### The exercise:
Can you transcribe the data exactly? Leave the pictures out.

----------

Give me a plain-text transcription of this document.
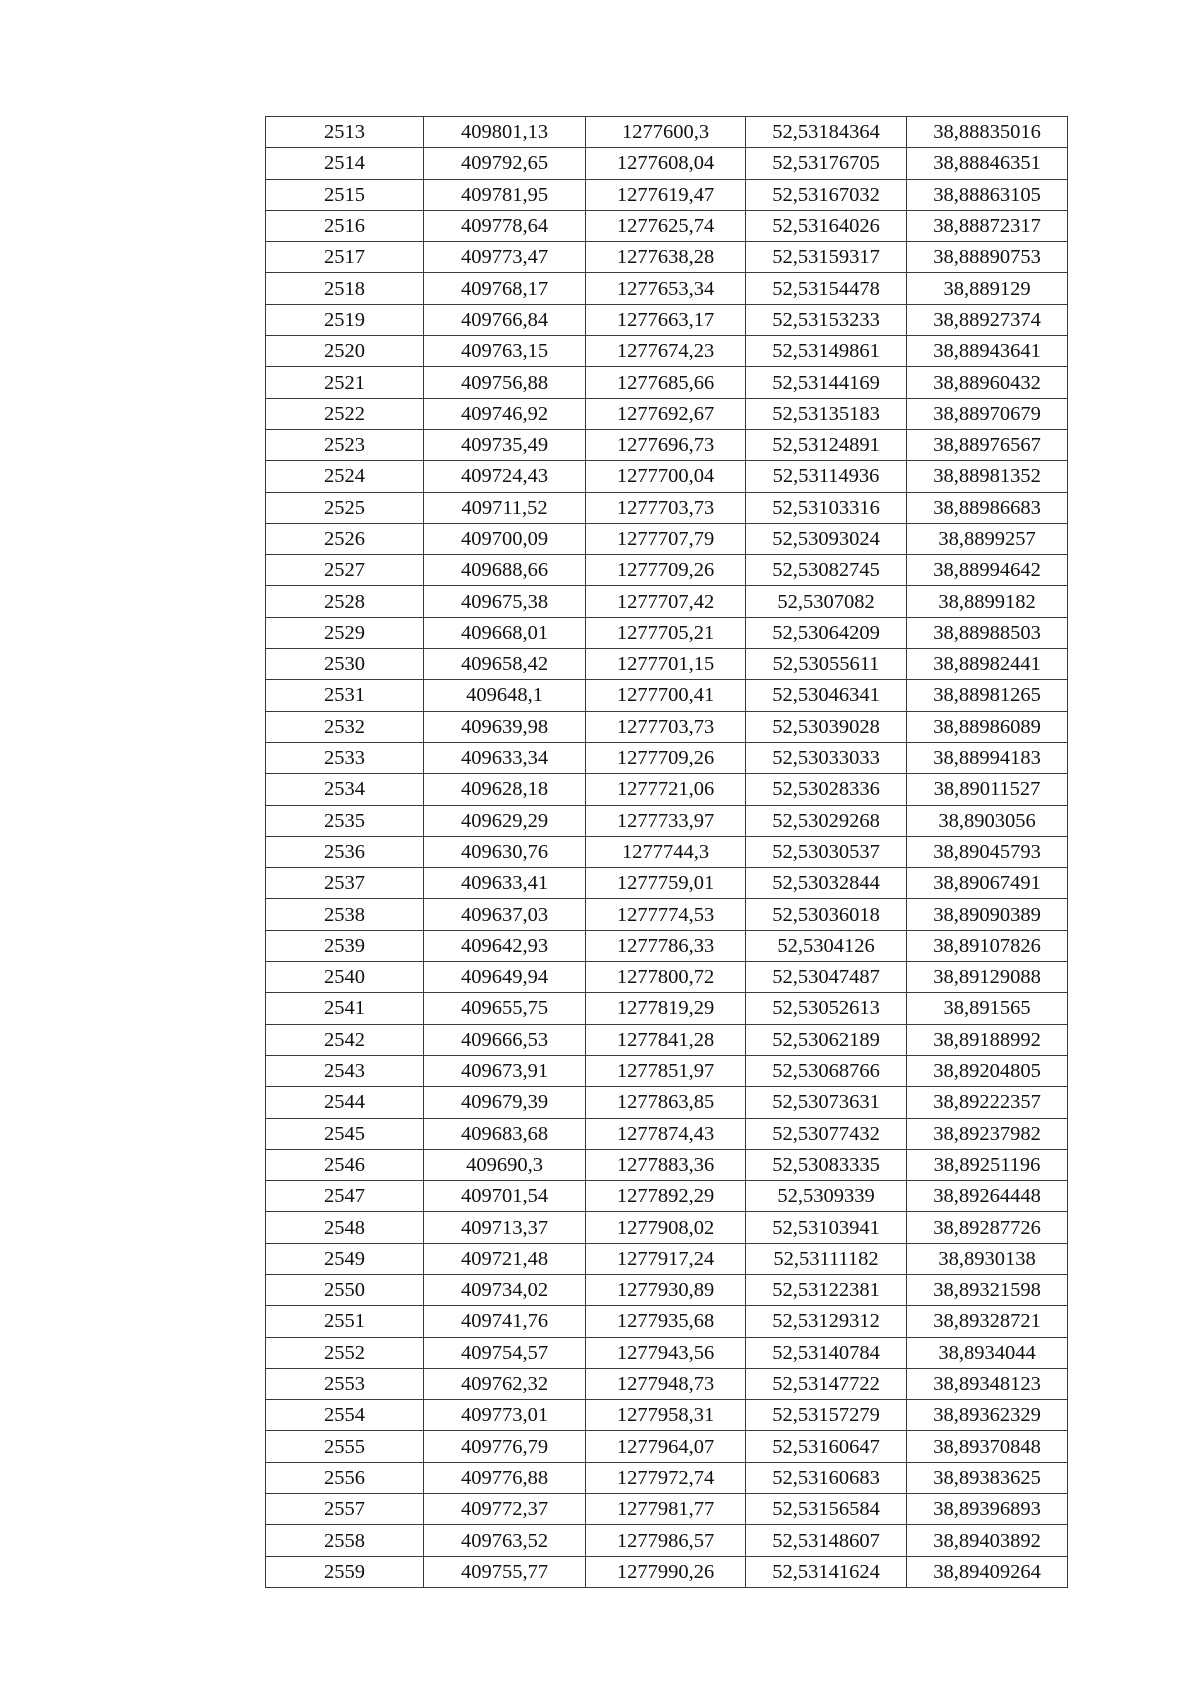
2513	409801,13	1277600,3	52,53184364	38,88835016
2514	409792,65	1277608,04	52,53176705	38,88846351
2515	409781,95	1277619,47	52,53167032	38,88863105
2516	409778,64	1277625,74	52,53164026	38,88872317
2517	409773,47	1277638,28	52,53159317	38,88890753
2518	409768,17	1277653,34	52,53154478	38,889129
2519	409766,84	1277663,17	52,53153233	38,88927374
2520	409763,15	1277674,23	52,53149861	38,88943641
2521	409756,88	1277685,66	52,53144169	38,88960432
2522	409746,92	1277692,67	52,53135183	38,88970679
2523	409735,49	1277696,73	52,53124891	38,88976567
2524	409724,43	1277700,04	52,53114936	38,88981352
2525	409711,52	1277703,73	52,53103316	38,88986683
2526	409700,09	1277707,79	52,53093024	38,8899257
2527	409688,66	1277709,26	52,53082745	38,88994642
2528	409675,38	1277707,42	52,5307082	38,8899182
2529	409668,01	1277705,21	52,53064209	38,88988503
2530	409658,42	1277701,15	52,53055611	38,88982441
2531	409648,1	1277700,41	52,53046341	38,88981265
2532	409639,98	1277703,73	52,53039028	38,88986089
2533	409633,34	1277709,26	52,53033033	38,88994183
2534	409628,18	1277721,06	52,53028336	38,89011527
2535	409629,29	1277733,97	52,53029268	38,8903056
2536	409630,76	1277744,3	52,53030537	38,89045793
2537	409633,41	1277759,01	52,53032844	38,89067491
2538	409637,03	1277774,53	52,53036018	38,89090389
2539	409642,93	1277786,33	52,5304126	38,89107826
2540	409649,94	1277800,72	52,53047487	38,89129088
2541	409655,75	1277819,29	52,53052613	38,891565
2542	409666,53	1277841,28	52,53062189	38,89188992
2543	409673,91	1277851,97	52,53068766	38,89204805
2544	409679,39	1277863,85	52,53073631	38,89222357
2545	409683,68	1277874,43	52,53077432	38,89237982
2546	409690,3	1277883,36	52,53083335	38,89251196
2547	409701,54	1277892,29	52,5309339	38,89264448
2548	409713,37	1277908,02	52,53103941	38,89287726
2549	409721,48	1277917,24	52,53111182	38,8930138
2550	409734,02	1277930,89	52,53122381	38,89321598
2551	409741,76	1277935,68	52,53129312	38,89328721
2552	409754,57	1277943,56	52,53140784	38,8934044
2553	409762,32	1277948,73	52,53147722	38,89348123
2554	409773,01	1277958,31	52,53157279	38,89362329
2555	409776,79	1277964,07	52,53160647	38,89370848
2556	409776,88	1277972,74	52,53160683	38,89383625
2557	409772,37	1277981,77	52,53156584	38,89396893
2558	409763,52	1277986,57	52,53148607	38,89403892
2559	409755,77	1277990,26	52,53141624	38,89409264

----------

### Task solution:
Give me a plain-text transcription of this document.
2513	409801,13	1277600,3	52,53184364	38,88835016
2514	409792,65	1277608,04	52,53176705	38,88846351
2515	409781,95	1277619,47	52,53167032	38,88863105
2516	409778,64	1277625,74	52,53164026	38,88872317
2517	409773,47	1277638,28	52,53159317	38,88890753
2518	409768,17	1277653,34	52,53154478	38,889129
2519	409766,84	1277663,17	52,53153233	38,88927374
2520	409763,15	1277674,23	52,53149861	38,88943641
2521	409756,88	1277685,66	52,53144169	38,88960432
2522	409746,92	1277692,67	52,53135183	38,88970679
2523	409735,49	1277696,73	52,53124891	38,88976567
2524	409724,43	1277700,04	52,53114936	38,88981352
2525	409711,52	1277703,73	52,53103316	38,88986683
2526	409700,09	1277707,79	52,53093024	38,8899257
2527	409688,66	1277709,26	52,53082745	38,88994642
2528	409675,38	1277707,42	52,5307082	38,8899182
2529	409668,01	1277705,21	52,53064209	38,88988503
2530	409658,42	1277701,15	52,53055611	38,88982441
2531	409648,1	1277700,41	52,53046341	38,88981265
2532	409639,98	1277703,73	52,53039028	38,88986089
2533	409633,34	1277709,26	52,53033033	38,88994183
2534	409628,18	1277721,06	52,53028336	38,89011527
2535	409629,29	1277733,97	52,53029268	38,8903056
2536	409630,76	1277744,3	52,53030537	38,89045793
2537	409633,41	1277759,01	52,53032844	38,89067491
2538	409637,03	1277774,53	52,53036018	38,89090389
2539	409642,93	1277786,33	52,5304126	38,89107826
2540	409649,94	1277800,72	52,53047487	38,89129088
2541	409655,75	1277819,29	52,53052613	38,891565
2542	409666,53	1277841,28	52,53062189	38,89188992
2543	409673,91	1277851,97	52,53068766	38,89204805
2544	409679,39	1277863,85	52,53073631	38,89222357
2545	409683,68	1277874,43	52,53077432	38,89237982
2546	409690,3	1277883,36	52,53083335	38,89251196
2547	409701,54	1277892,29	52,5309339	38,89264448
2548	409713,37	1277908,02	52,53103941	38,89287726
2549	409721,48	1277917,24	52,53111182	38,8930138
2550	409734,02	1277930,89	52,53122381	38,89321598
2551	409741,76	1277935,68	52,53129312	38,89328721
2552	409754,57	1277943,56	52,53140784	38,8934044
2553	409762,32	1277948,73	52,53147722	38,89348123
2554	409773,01	1277958,31	52,53157279	38,89362329
2555	409776,79	1277964,07	52,53160647	38,89370848
2556	409776,88	1277972,74	52,53160683	38,89383625
2557	409772,37	1277981,77	52,53156584	38,89396893
2558	409763,52	1277986,57	52,53148607	38,89403892
2559	409755,77	1277990,26	52,53141624	38,89409264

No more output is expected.